Just as \( dist_{A} \), \( dist_{B} \) is a distance vector whose components are expressed by the ones of the indifference vector and the dominance vector. Moreover, \( dist_{B} \) is the important vector to construct the hesitant fuzzy psychological distance measure.

The next step is to present a distance measure, which is a key component of the final distance formula. The main work of this step is endowing the distance in the dominance direction with a relatively higher weight, which guarantees that the dominance direction has a higher impact than those indifference vectors.

$$ D_{t} = \sqrt {dist_{B}^{\prime } \cdot W \cdot dist_{B} } $$
(10)

where \( D_{t} \) is the preparatory distance measure for options. \( W \) is a \( m \times m \) matrix as follows:

$$ W = \left[ {\begin{array}{*{20}c} 1 & {} & {} & {} \\ {} & 1 & {} & {} \\ {} & {} & \ddots & {} \\ {} & {} & {} & w \\ \end{array} } \right]_{m \times m} $$
(11)

where \( w \) satisfies \( w > 1 \), and the greater \( w \) we choose, the more weight is given to the distance in the dominance direction, which means that the weight of the distance in the dominance direction is \( w \) times larger than the distances in the indifference directions. By introducing the weight \( w \), the importance of the dominance direction can be shown.

Since the distances between HFSs need to be less than or equal to 1, then a balancing coefficient \( c \) is proposed to ensure that the psychological distances meet the criterion. The final psychological distance formula is as follows:

$$ D_{f} = \frac{{D_{t} }}{c} $$
(12)

where \( D_{f} \) is the final psychological distance, and the balancing coefficient \( c \) is set to be the maximum value of \( D_{t} \).

- **WHAT YOU NEED TO DO**
a. Reproduce the psychological distance excerpt word for word, beginning at "The next step" and ending after "those indifference vectors.".
b. Proceed with the passage on the hesitant fuzzy psychological distance measure, picking up after its final sentence.

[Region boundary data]
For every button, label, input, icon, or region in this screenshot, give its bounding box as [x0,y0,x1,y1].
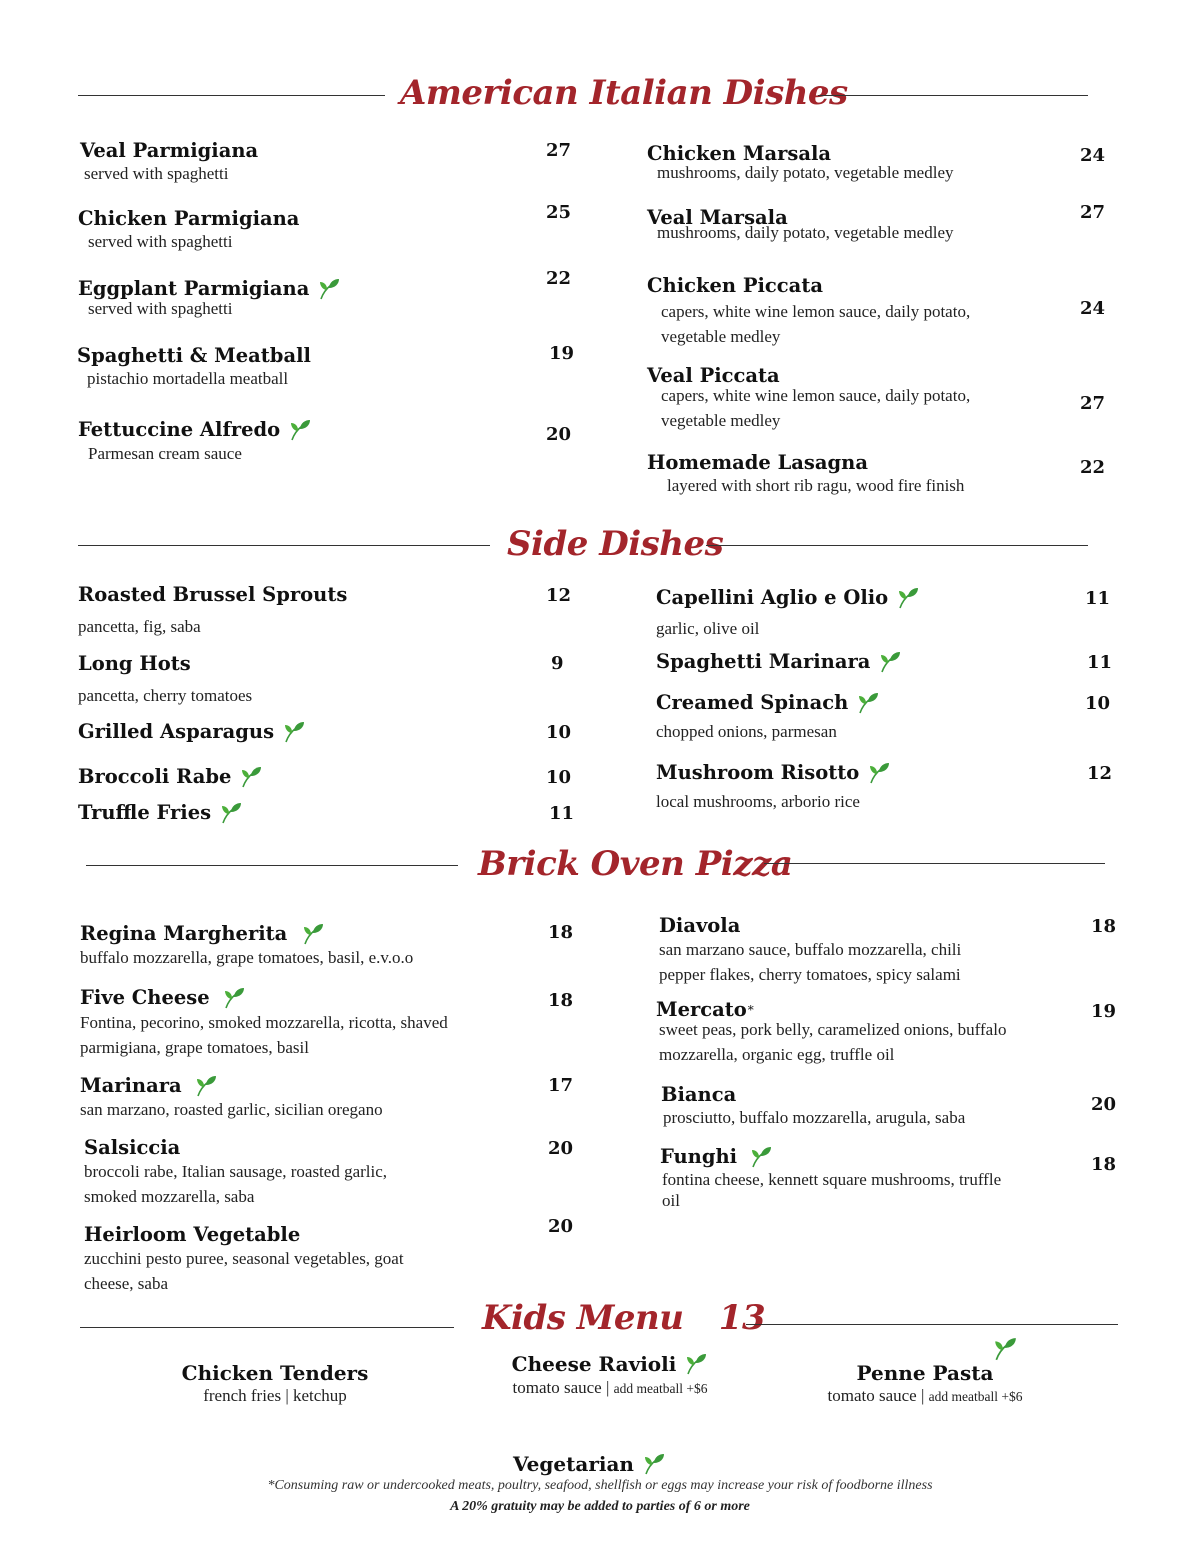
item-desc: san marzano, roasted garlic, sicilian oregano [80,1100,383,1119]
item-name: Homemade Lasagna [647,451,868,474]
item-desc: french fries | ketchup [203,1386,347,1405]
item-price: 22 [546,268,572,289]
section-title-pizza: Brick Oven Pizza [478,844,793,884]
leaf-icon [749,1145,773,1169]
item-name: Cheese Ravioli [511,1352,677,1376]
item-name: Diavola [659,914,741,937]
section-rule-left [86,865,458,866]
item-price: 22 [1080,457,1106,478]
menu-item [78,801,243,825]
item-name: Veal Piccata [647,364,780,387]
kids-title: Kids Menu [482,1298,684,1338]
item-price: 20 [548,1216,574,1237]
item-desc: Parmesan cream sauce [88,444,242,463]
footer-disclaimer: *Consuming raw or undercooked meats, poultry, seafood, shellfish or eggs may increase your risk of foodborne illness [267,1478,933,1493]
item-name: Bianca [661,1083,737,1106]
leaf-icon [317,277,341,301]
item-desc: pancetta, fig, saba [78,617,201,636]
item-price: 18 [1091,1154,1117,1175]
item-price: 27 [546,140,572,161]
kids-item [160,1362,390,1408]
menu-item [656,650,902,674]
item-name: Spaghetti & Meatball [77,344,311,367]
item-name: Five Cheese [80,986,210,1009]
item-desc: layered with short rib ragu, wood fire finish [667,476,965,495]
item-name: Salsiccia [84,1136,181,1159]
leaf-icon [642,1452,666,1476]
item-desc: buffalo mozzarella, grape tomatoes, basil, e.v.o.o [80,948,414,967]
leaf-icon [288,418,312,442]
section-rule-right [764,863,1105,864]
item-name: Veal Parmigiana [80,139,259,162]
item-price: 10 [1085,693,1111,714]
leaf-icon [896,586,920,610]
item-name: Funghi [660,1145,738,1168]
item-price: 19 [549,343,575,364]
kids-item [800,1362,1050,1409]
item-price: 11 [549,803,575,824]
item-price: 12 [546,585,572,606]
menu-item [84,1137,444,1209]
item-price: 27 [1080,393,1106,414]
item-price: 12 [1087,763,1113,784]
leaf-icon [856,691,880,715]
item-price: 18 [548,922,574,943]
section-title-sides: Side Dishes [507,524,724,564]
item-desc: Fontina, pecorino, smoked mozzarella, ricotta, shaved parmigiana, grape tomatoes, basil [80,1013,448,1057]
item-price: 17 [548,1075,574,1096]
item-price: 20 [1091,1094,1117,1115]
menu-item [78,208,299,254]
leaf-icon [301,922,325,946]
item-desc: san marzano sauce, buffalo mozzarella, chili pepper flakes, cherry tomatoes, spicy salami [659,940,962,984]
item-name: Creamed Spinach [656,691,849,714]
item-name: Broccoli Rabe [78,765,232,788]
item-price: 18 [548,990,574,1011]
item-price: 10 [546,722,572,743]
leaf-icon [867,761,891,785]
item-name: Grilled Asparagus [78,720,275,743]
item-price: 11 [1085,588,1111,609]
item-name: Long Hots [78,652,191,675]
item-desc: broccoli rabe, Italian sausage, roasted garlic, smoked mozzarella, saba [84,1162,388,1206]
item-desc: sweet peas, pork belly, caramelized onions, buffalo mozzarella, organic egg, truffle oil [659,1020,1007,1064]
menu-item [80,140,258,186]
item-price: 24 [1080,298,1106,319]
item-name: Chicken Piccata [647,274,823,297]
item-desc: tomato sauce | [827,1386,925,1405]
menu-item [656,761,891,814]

- **TASK-BY-TASK ANSWERS**
a.
The next step is to present a distance measure, which is a key component of the final distance formula. The main work of this step is endowing the distance in the dominance direction with a relatively higher weight, which guarantees that the dominance direction has a higher impact than those indifference vectors.

b.
Considering the maximum value of \( D_{t} \), for every attribute, it is obvious that two HFEs \( \{ 0,0, \ldots , 0 \} \) and \( \{ 1,1, \ldots ,1\} \) (the numbers of 0 and 1 depend on the number of the decision makers) have the longest distance, because in this condition, the two HFEs are extreme, all the decision makers choose the minimum value for one option, while they all choose the maximum value for the other, which means that the first option is impossible while the other one is certain. The same goes for HFSs. The following two HFSs:

$$ \begin{aligned} B_{x} & = \{ \left\langle {A_{1} ,(0,0, \ldots ,0)} \right\rangle ,\left\langle {A_{2} ,(0,0, \ldots ,0)} \right\rangle , \ldots ,\left\langle {A_{m} ,(0,0, \ldots ,0)} \right\rangle \} \\ B_{y} & = \{ \left\langle {A_{1} ,(1,1, \ldots ,1)} \right\rangle ,\left\langle {A_{2} ,(1,1, \ldots ,1)} \right\rangle , \ldots ,\left\langle {A_{m} ,(1,1, \ldots ,1)} \right\rangle \} \\ \end{aligned} $$

have the longest distance (the traditional distance and the psychological distance), because they are two opposite extremes in every attribute. When considering psychological distance, it is necessary to distribute different attributes with different weights to comprehensively estimate their influences, and the distance in the dominance direction is guaranteed to be weighted greater than those distances in the indifference directions. However, the two HFSs above have the biggest gap in every attribute, which means that the psychological distance must be the longest no matter how the weights are distributed. Hence, \( c = D_{t} (B_{x} ,B_{y} ) \). Clearly, the psychological distance for HFSs satisfies \( 0 \le D_{f} \le 1 \). For two HFSs, \( M \) and \( N \), if \( M \equiv N \), then \( dist_{A} (MN) = 0 \) and \( dist_{B} (MN) = 0 \), thus \( D_{f} (MN) = 0 \); Oppositely, if \( D_{f} (MN) = 0 \), then \( D_{t} (MN) = 0 \), obviously, \( dist_{A} (MN) = 0 \), so \( M \equiv N \). We notice that \( dist_{A} (MN) = - dist_{A} (NM) \), and \( dist_{B} (MN) = - dist_{B} (NM) \), while it is easy to prove the following result:

$$ dist_{B} (MN)^{\prime } \cdot W \cdot dist_{B} (MN) = dist_{B} (NM)^{\prime } \cdot W \cdot dist_{B} (NM) $$
(13)

hence, \( D_{t} (MN) = D_{t} (NM) \) and \( D_{f} (MN) = D_{f} (NM) \).

As shown above, the proposed distance measure can well satisfy the three properties for distance measures of HFSs illustrated earlier.

To better understand the difference between the proposed hesitant fuzzy psychological distance and the existing hesitant fuzzy Hamming distance, we shall give some geometric interpretation as follows.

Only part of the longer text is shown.